Your goal:
Return each line of the records holding the string "What".

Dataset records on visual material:
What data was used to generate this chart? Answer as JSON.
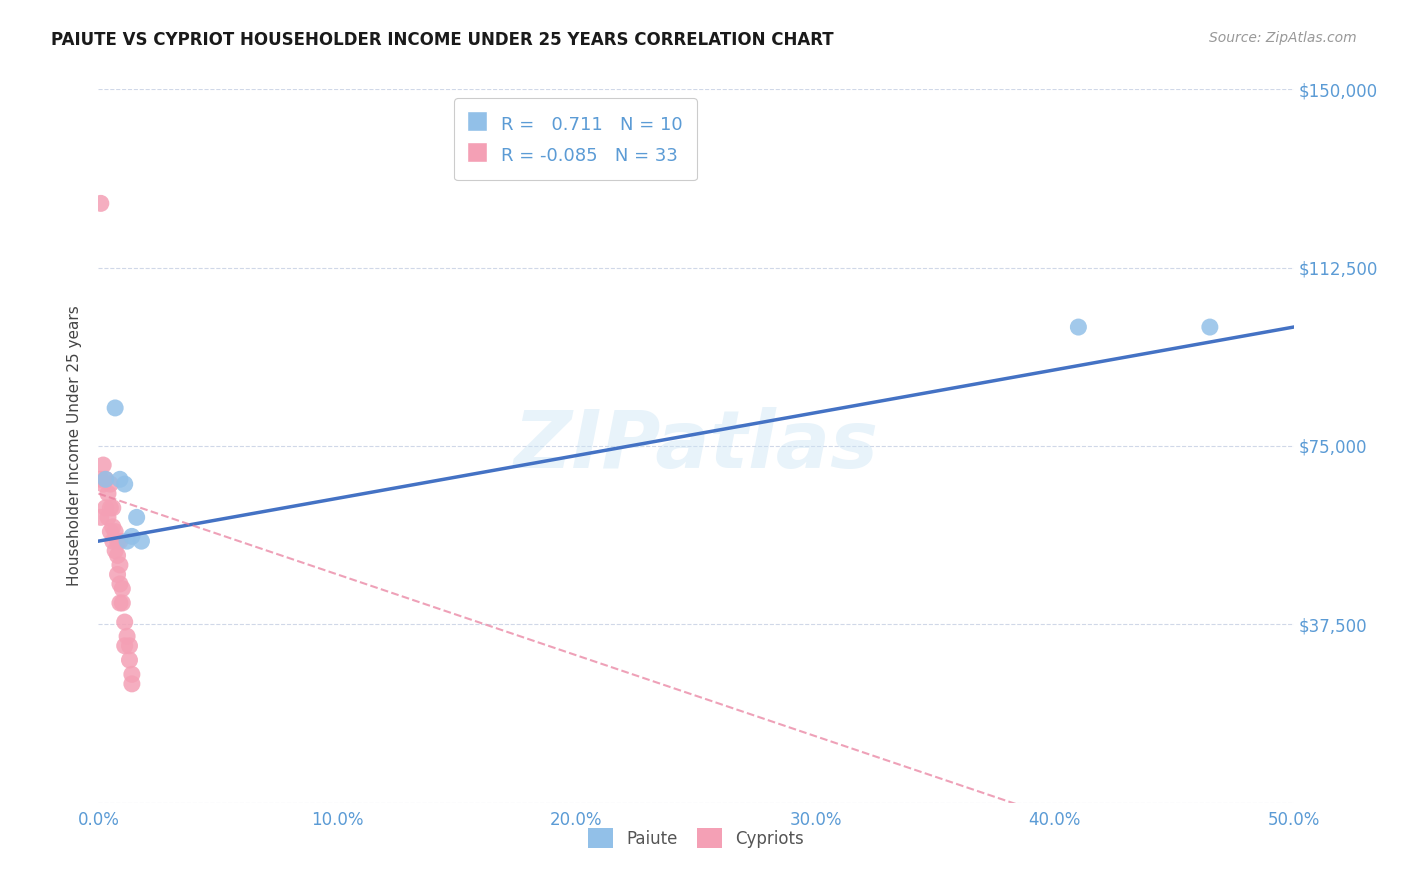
{
  "title": "PAIUTE VS CYPRIOT HOUSEHOLDER INCOME UNDER 25 YEARS CORRELATION CHART",
  "source": "Source: ZipAtlas.com",
  "axis_color": "#5b9bd5",
  "ylabel": "Householder Income Under 25 years",
  "paiute_R": 0.711,
  "paiute_N": 10,
  "cypriot_R": -0.085,
  "cypriot_N": 33,
  "paiute_color": "#92c0e8",
  "cypriot_color": "#f4a0b5",
  "trend_paiute_color": "#4472c4",
  "trend_cypriot_color": "#e87a9a",
  "xmin": 0.0,
  "xmax": 0.5,
  "ymin": 0,
  "ymax": 150000,
  "yticks": [
    0,
    37500,
    75000,
    112500,
    150000
  ],
  "ytick_labels": [
    "",
    "$37,500",
    "$75,000",
    "$112,500",
    "$150,000"
  ],
  "xticks": [
    0.0,
    0.1,
    0.2,
    0.3,
    0.4,
    0.5
  ],
  "xtick_labels": [
    "0.0%",
    "10.0%",
    "20.0%",
    "30.0%",
    "40.0%",
    "50.0%"
  ],
  "watermark": "ZIPatlas",
  "paiute_x": [
    0.003,
    0.007,
    0.009,
    0.011,
    0.012,
    0.014,
    0.016,
    0.018,
    0.41,
    0.465
  ],
  "paiute_y": [
    68000,
    83000,
    68000,
    67000,
    55000,
    56000,
    60000,
    55000,
    100000,
    100000
  ],
  "cypriot_x": [
    0.001,
    0.001,
    0.002,
    0.002,
    0.003,
    0.003,
    0.004,
    0.004,
    0.005,
    0.005,
    0.005,
    0.006,
    0.006,
    0.006,
    0.007,
    0.007,
    0.008,
    0.008,
    0.008,
    0.009,
    0.009,
    0.009,
    0.009,
    0.01,
    0.01,
    0.011,
    0.011,
    0.012,
    0.013,
    0.013,
    0.014,
    0.014,
    0.001
  ],
  "cypriot_y": [
    126000,
    68000,
    71000,
    67000,
    68000,
    62000,
    65000,
    60000,
    67000,
    62000,
    57000,
    62000,
    58000,
    55000,
    57000,
    53000,
    55000,
    52000,
    48000,
    55000,
    50000,
    46000,
    42000,
    45000,
    42000,
    38000,
    33000,
    35000,
    33000,
    30000,
    27000,
    25000,
    60000
  ],
  "paiute_trendline": [
    55000,
    100000
  ],
  "cypriot_trendline": [
    65000,
    -20000
  ],
  "bg_color": "#ffffff",
  "grid_color": "#d0d8e8",
  "title_fontsize": 12,
  "source_fontsize": 10,
  "axis_label_fontsize": 12,
  "ylabel_fontsize": 11
}
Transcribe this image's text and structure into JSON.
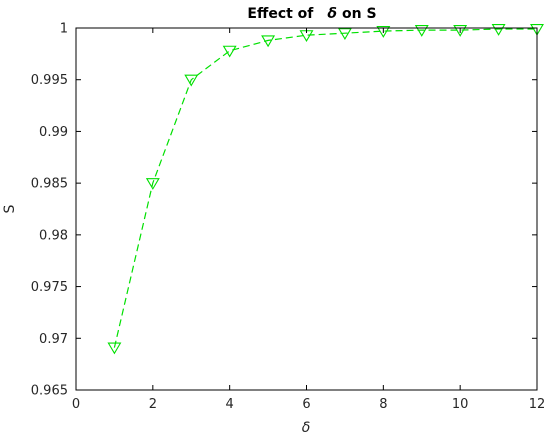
{
  "chart_data": {
    "type": "line",
    "title_prefix": "Effect of",
    "title_symbol": "δ",
    "title_suffix": "on S",
    "xlabel": "δ",
    "ylabel": "S",
    "xlim": [
      0,
      12
    ],
    "ylim": [
      0.965,
      1.0
    ],
    "xticks": [
      0,
      2,
      4,
      6,
      8,
      10,
      12
    ],
    "yticks": [
      0.965,
      0.97,
      0.975,
      0.98,
      0.985,
      0.99,
      0.995,
      1.0
    ],
    "ytick_labels": [
      "0.965",
      "0.97",
      "0.975",
      "0.98",
      "0.985",
      "0.99",
      "0.995",
      "1"
    ],
    "grid": false,
    "color": "#00e000",
    "line_style": "dashed",
    "marker": "down-triangle",
    "x": [
      1,
      2,
      3,
      4,
      5,
      6,
      7,
      8,
      9,
      10,
      11,
      12
    ],
    "y": [
      0.9691,
      0.985,
      0.995,
      0.9978,
      0.9988,
      0.9993,
      0.9995,
      0.9997,
      0.9998,
      0.9998,
      0.9999,
      0.9999
    ]
  }
}
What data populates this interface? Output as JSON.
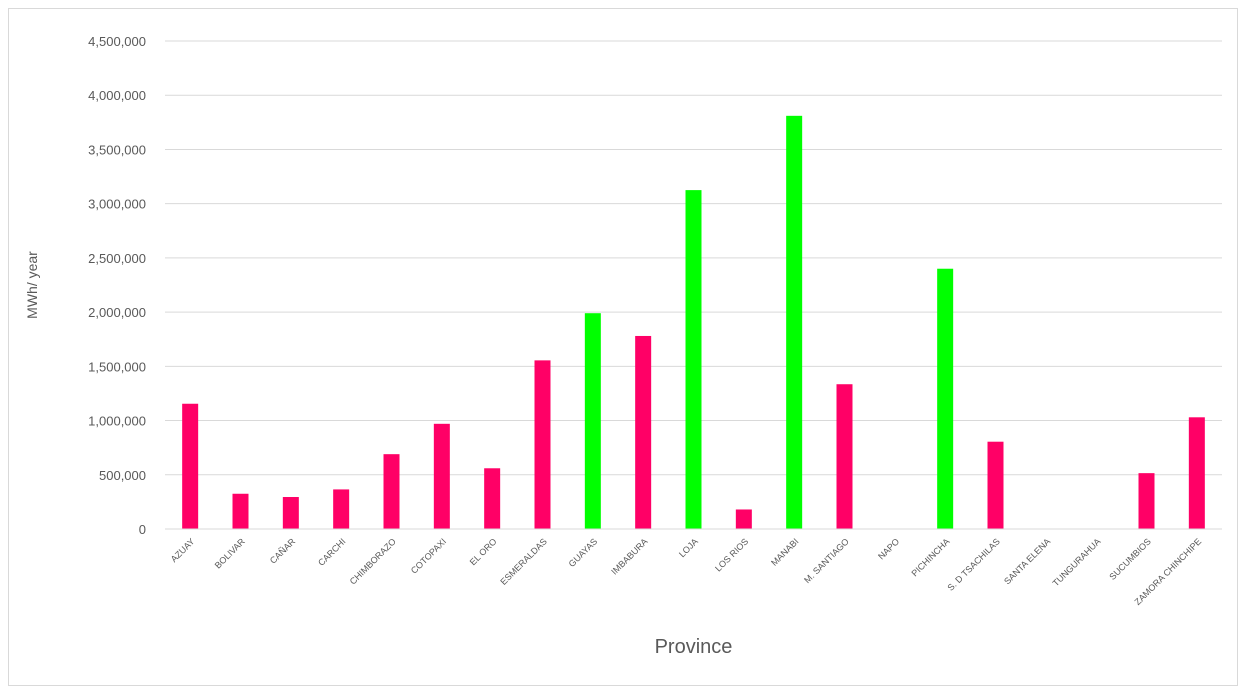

Problem solution:
What data was used to generate this chart? Answer as JSON.
What data populates this interface? Output as JSON.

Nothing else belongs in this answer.